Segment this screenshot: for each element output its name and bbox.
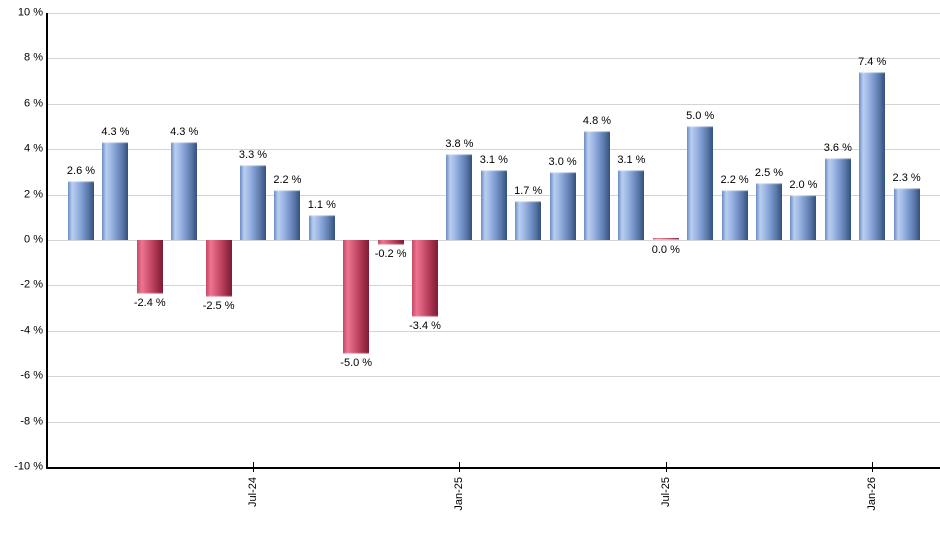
y-axis-tick-label: 4 %: [24, 142, 43, 155]
bar[interactable]: [309, 215, 335, 240]
bar[interactable]: [894, 188, 920, 240]
bar-value-label: 3.8 %: [445, 138, 474, 150]
y-axis-tick-label: -6 %: [20, 369, 43, 382]
gridline: [48, 331, 940, 332]
y-axis-tick-label: -2 %: [20, 278, 43, 291]
bar-value-label: 3.6 %: [823, 142, 852, 154]
gridline: [48, 104, 940, 105]
bar-value-label: 2.6 %: [66, 165, 96, 177]
gridline: [48, 240, 940, 241]
bar-value-label: 5.0 %: [686, 110, 715, 122]
bar-value-label: 0.0 %: [651, 244, 680, 256]
bar-value-label: 3.0 %: [548, 156, 577, 168]
bar[interactable]: [859, 72, 885, 240]
bar[interactable]: [653, 238, 679, 240]
y-axis-tick-label: -4 %: [20, 324, 43, 337]
bar[interactable]: [550, 172, 576, 240]
bar[interactable]: [240, 165, 266, 240]
bar[interactable]: [206, 240, 232, 297]
bar[interactable]: [722, 190, 748, 240]
bar-value-label: 2.0 %: [789, 179, 818, 191]
bar-value-label: 4.3 %: [170, 126, 199, 138]
bar-value-label: 2.2 %: [273, 174, 302, 186]
bar-value-label: -2.4 %: [133, 297, 166, 309]
bar-value-label: -0.2 %: [374, 248, 407, 260]
x-axis-line: [46, 467, 940, 469]
bar[interactable]: [274, 190, 300, 240]
x-axis-tick: [872, 462, 873, 472]
y-axis-line: [46, 13, 48, 469]
bar[interactable]: [102, 142, 128, 240]
gridline: [48, 422, 940, 423]
x-axis-tick: [459, 462, 460, 472]
gridline: [48, 285, 940, 286]
y-axis-tick-label: -10 %: [14, 460, 43, 473]
bar[interactable]: [446, 154, 472, 240]
y-axis-tick-label: 2 %: [24, 188, 43, 201]
bar[interactable]: [584, 131, 610, 240]
bar-value-label: 3.1 %: [617, 154, 646, 166]
gridline: [48, 13, 940, 14]
bar-value-label: 1.7 %: [514, 185, 543, 197]
x-axis-tick: [666, 462, 667, 472]
bar-value-label: 2.2 %: [720, 174, 749, 186]
y-axis-tick-label: 6 %: [24, 97, 43, 110]
y-axis-tick-label: 0 %: [24, 233, 43, 246]
bar[interactable]: [515, 201, 541, 240]
bar[interactable]: [825, 158, 851, 240]
gridline: [48, 149, 940, 150]
bar[interactable]: [756, 183, 782, 240]
bar[interactable]: [481, 170, 507, 240]
bar[interactable]: [343, 240, 369, 354]
bar[interactable]: [171, 142, 197, 240]
bar[interactable]: [790, 195, 816, 240]
x-axis-tick-label-text: Jul-24: [247, 477, 259, 507]
bar-value-label: -3.4 %: [409, 320, 441, 332]
y-axis-tick-label: 10 %: [17, 6, 43, 19]
y-axis-tick-label: 8 %: [24, 51, 43, 64]
bar-value-label: -5.0 %: [340, 357, 373, 369]
x-axis-tick-label-text: Jan-26: [866, 477, 878, 511]
gridline: [48, 58, 940, 59]
bar-value-label: 3.1 %: [479, 154, 508, 166]
gridline: [48, 376, 940, 377]
bar-value-label: 2.5 %: [754, 167, 784, 179]
bar-value-label: 1.1 %: [307, 199, 336, 211]
x-axis-tick: [253, 462, 254, 472]
bar-value-label: 4.3 %: [101, 126, 130, 138]
bar[interactable]: [378, 240, 404, 245]
bar-value-label: 7.4 %: [858, 56, 887, 68]
bar-value-label: 4.8 %: [582, 115, 612, 127]
bar-value-label: 3.3 %: [238, 149, 268, 161]
bar[interactable]: [687, 126, 713, 240]
bar[interactable]: [412, 240, 438, 317]
bar[interactable]: [137, 240, 163, 294]
x-axis-tick-label-text: Jul-25: [660, 477, 672, 507]
y-axis-tick-label: -8 %: [20, 415, 43, 428]
bar[interactable]: [618, 170, 644, 240]
bar-value-label: -2.5 %: [202, 300, 235, 312]
x-axis-tick-label-text: Jan-25: [453, 477, 465, 511]
bar-value-label: 2.3 %: [892, 172, 921, 184]
bar[interactable]: [68, 181, 94, 240]
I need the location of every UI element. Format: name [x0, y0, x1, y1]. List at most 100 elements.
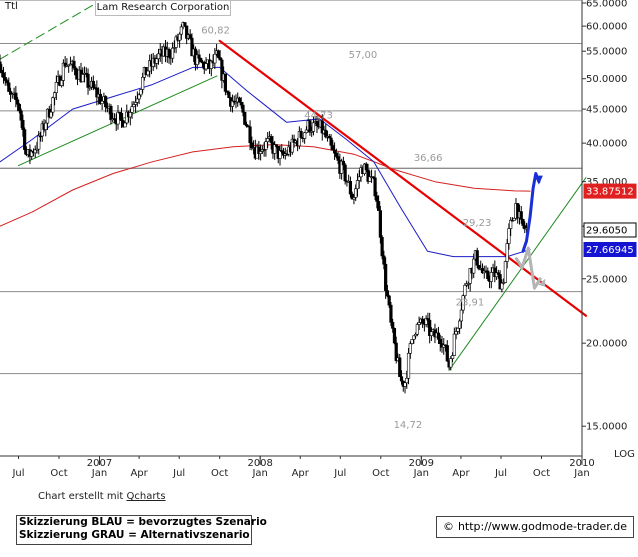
- bar-body: [519, 211, 523, 220]
- price-bar: [72, 55, 76, 71]
- bar-body: [421, 318, 425, 324]
- bar-body: [521, 219, 525, 226]
- price-bar: [197, 49, 201, 65]
- gray-scenario-arrowhead: [538, 278, 546, 287]
- bar-body: [331, 145, 335, 151]
- bar-body: [304, 129, 309, 133]
- price-bar: [16, 97, 20, 112]
- bar-body: [204, 63, 208, 70]
- bar-body: [109, 105, 113, 121]
- bar-body: [178, 33, 182, 41]
- price-bar: [119, 107, 124, 128]
- bar-body: [303, 132, 307, 139]
- bar-body: [37, 135, 41, 150]
- x-tick-label: Oct: [533, 468, 550, 479]
- price-bar: [141, 72, 145, 94]
- bar-body: [377, 201, 381, 211]
- bar-body: [387, 295, 391, 306]
- price-bar: [248, 120, 252, 151]
- level-label: 60,82: [201, 25, 230, 36]
- price-bar: [67, 64, 71, 73]
- price-tag-black: 29.6050: [583, 222, 637, 238]
- x-tick-label: Jul: [494, 468, 507, 479]
- price-bar: [343, 163, 347, 185]
- bar-body: [237, 97, 242, 103]
- level-label: 44,73: [304, 110, 333, 121]
- bar-body: [81, 74, 85, 83]
- bar-body: [429, 331, 434, 336]
- price-bar: [243, 111, 247, 126]
- price-bar: [410, 339, 414, 345]
- price-bar: [123, 122, 127, 128]
- bar-body: [72, 60, 76, 69]
- x-tick-label: Apr: [292, 468, 310, 479]
- bar-body: [104, 96, 108, 108]
- year-label: 2008: [247, 458, 272, 469]
- x-tick-label: Jan: [251, 468, 267, 479]
- bar-body: [0, 61, 2, 71]
- blue-scenario-path: [521, 172, 541, 253]
- horizontal-levels: [0, 42, 582, 375]
- bar-body: [179, 26, 183, 35]
- price-bar: [23, 127, 27, 155]
- price-tag-red: 33.87512: [583, 183, 637, 199]
- bar-body: [502, 282, 506, 284]
- website-url[interactable]: http://www.godmode-trader.de: [457, 520, 628, 533]
- bar-body: [405, 377, 409, 384]
- bar-body: [311, 122, 316, 132]
- level-label: 23,91: [456, 297, 485, 308]
- price-bar: [311, 116, 316, 136]
- y-tick-label: 35.0000: [586, 177, 627, 188]
- credit-prefix: Chart erstellt mit: [38, 491, 127, 502]
- chart-credit: Chart erstellt mit Qcharts: [38, 491, 166, 502]
- bar-body: [19, 110, 23, 121]
- price-bar: [185, 25, 189, 45]
- bar-body: [329, 137, 333, 146]
- price-tag-box: [583, 242, 637, 258]
- log-scale-label: LOG: [614, 449, 635, 460]
- price-bar: [241, 102, 245, 117]
- bar-body: [86, 73, 90, 88]
- website-box[interactable]: © http://www.godmode-trader.de: [436, 516, 634, 538]
- green-uptrend-line: [448, 177, 587, 371]
- bar-body: [116, 111, 120, 125]
- bar-body: [354, 188, 358, 198]
- price-bar: [174, 34, 178, 54]
- bar-body: [364, 163, 368, 171]
- bar-body: [132, 104, 136, 108]
- bar-body: [269, 136, 273, 143]
- y-tick-label: 60.0000: [586, 22, 627, 33]
- bar-body: [243, 111, 247, 125]
- price-bar: [500, 279, 504, 293]
- bar-body: [218, 57, 222, 61]
- price-bar: [399, 370, 404, 385]
- bar-body: [3, 77, 7, 81]
- price-bar: [216, 49, 220, 59]
- bar-body: [60, 80, 64, 86]
- bar-body: [174, 36, 178, 48]
- price-bar: [373, 170, 377, 200]
- price-bar: [489, 267, 493, 289]
- price-tag-label: 33.87512: [586, 187, 634, 198]
- bar-body: [139, 89, 143, 96]
- x-tick-label: Jan: [91, 468, 107, 479]
- price-bar: [297, 126, 301, 150]
- y-axis-ticks: 65.0000 60.0000 55.0000 50.0000 45.0000 40.00…: [582, 0, 627, 433]
- bar-body: [14, 92, 18, 101]
- green-upper-trendline: [0, 0, 103, 60]
- bar-body: [505, 243, 509, 262]
- bar-body: [67, 64, 71, 67]
- bar-body: [188, 34, 192, 39]
- price-bar: [452, 327, 456, 356]
- bar-body: [197, 54, 201, 59]
- bar-body: [403, 382, 407, 387]
- bar-body: [146, 70, 150, 76]
- credit-link[interactable]: Qcharts: [126, 491, 166, 502]
- price-tag-label: 29.6050: [586, 225, 627, 236]
- bar-body: [16, 99, 20, 105]
- price-bar: [179, 24, 183, 40]
- ticker-symbol: Ttl: [5, 1, 18, 12]
- bar-body: [185, 25, 189, 39]
- price-bar: [341, 156, 345, 170]
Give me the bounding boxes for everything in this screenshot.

--------------------

→ WRITTEN INSTRUCTION: Swap "price-bar" for "candle-wick" in the lines starting at the one containing "- bar-body: [519, 211, 523, 220]" and ending at the one containing "- y-tick-label: 35.0000: [586, 177, 627, 188]", and return only those lines with nothing else changed.

→ THE OUTPUT:
- bar-body: [519, 211, 523, 220]
- candle-wick: [72, 55, 76, 71]
- bar-body: [421, 318, 425, 324]
- bar-body: [521, 219, 525, 226]
- candle-wick: [197, 49, 201, 65]
- gray-scenario-arrowhead: [538, 278, 546, 287]
- bar-body: [331, 145, 335, 151]
- bar-body: [304, 129, 309, 133]
- candle-wick: [16, 97, 20, 112]
- bar-body: [204, 63, 208, 70]
- bar-body: [109, 105, 113, 121]
- bar-body: [178, 33, 182, 41]
- candle-wick: [119, 107, 124, 128]
- bar-body: [303, 132, 307, 139]
- bar-body: [37, 135, 41, 150]
- x-tick-label: Oct: [533, 468, 550, 479]
- candle-wick: [141, 72, 145, 94]
- bar-body: [377, 201, 381, 211]
- bar-body: [387, 295, 391, 306]
- candle-wick: [248, 120, 252, 151]
- level-label: 60,82: [201, 25, 230, 36]
- candle-wick: [67, 64, 71, 73]
- price-tag-black: 29.6050: [583, 222, 637, 238]
- x-tick-label: Jul: [494, 468, 507, 479]
- candle-wick: [343, 163, 347, 185]
- bar-body: [237, 97, 242, 103]
- level-label: 44,73: [304, 110, 333, 121]
- bar-body: [81, 74, 85, 83]
- bar-body: [429, 331, 434, 336]
- candle-wick: [243, 111, 247, 126]
- candle-wick: [410, 339, 414, 345]
- candle-wick: [123, 122, 127, 128]
- bar-body: [72, 60, 76, 69]
- x-tick-label: Apr: [292, 468, 310, 479]
- bar-body: [104, 96, 108, 108]
- year-label: 2008: [247, 458, 272, 469]
- x-tick-label: Jan: [251, 468, 267, 479]
- bar-body: [0, 61, 2, 71]
- blue-scenario-path: [521, 172, 541, 253]
- horizontal-levels: [0, 42, 582, 375]
- bar-body: [179, 26, 183, 35]
- candle-wick: [23, 127, 27, 155]
- price-tag-red: 33.87512: [583, 183, 637, 199]
- bar-body: [502, 282, 506, 284]
- website-url[interactable]: http://www.godmode-trader.de: [457, 520, 628, 533]
- bar-body: [405, 377, 409, 384]
- bar-body: [311, 122, 316, 132]
- level-label: 23,91: [456, 297, 485, 308]
- candle-wick: [311, 116, 316, 136]
- y-tick-label: 35.0000: [586, 177, 627, 188]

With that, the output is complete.